AIM |
Every entry below should be transcribed exactly; pictures stay out of the copy.

DATA FOR THIS TASK |
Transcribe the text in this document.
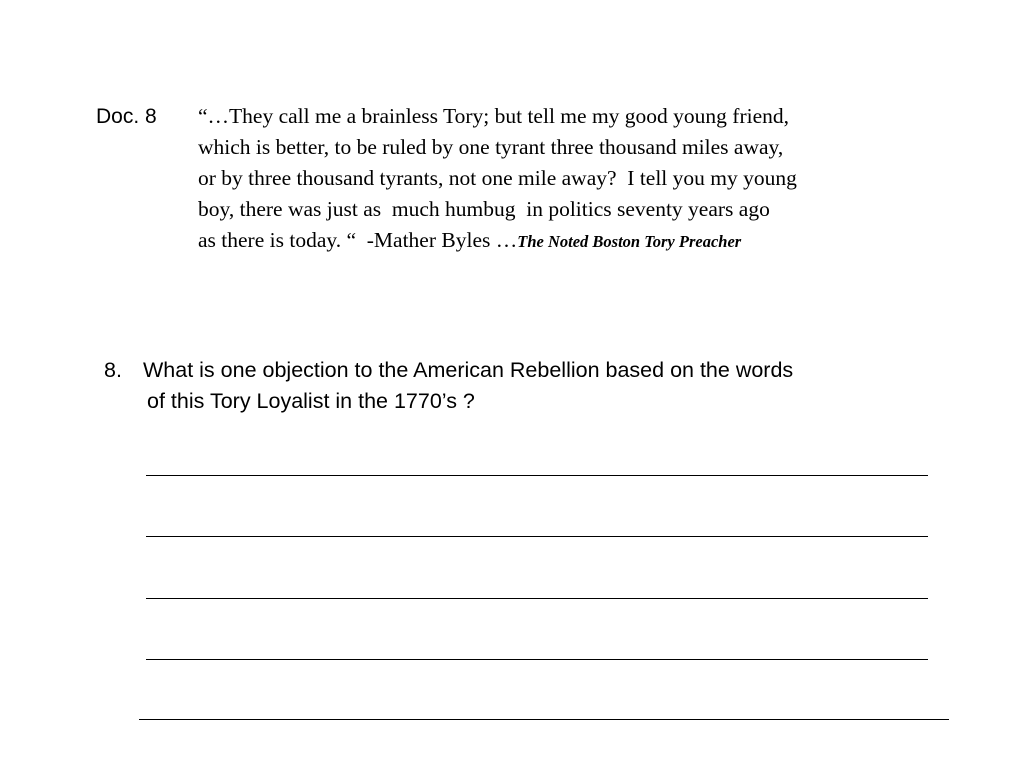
Doc. 8 “…They call me a brainless Tory; but tell me my good young friend,
which is better, to be ruled by one tyrant three thousand miles away,
or by three thousand tyrants, not one mile away?  I tell you my young
boy, there was just as  much humbug  in politics seventy years ago
as there is today. “  -Mather Byles …The Noted Boston Tory Preacher
8. What is one objection to the American Rebellion based on the words
of this Tory Loyalist in the 1770’s ?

RESPONSE |
Transcribe the text in this document.
Doc. 8 “…They call me a brainless Tory; but tell me my good young friend,
which is better, to be ruled by one tyrant three thousand miles away,
or by three thousand tyrants, not one mile away?  I tell you my young
boy, there was just as  much humbug  in politics seventy years ago
as there is today. “  -Mather Byles …The Noted Boston Tory Preacher
8. What is one objection to the American Rebellion based on the words
of this Tory Loyalist in the 1770’s ?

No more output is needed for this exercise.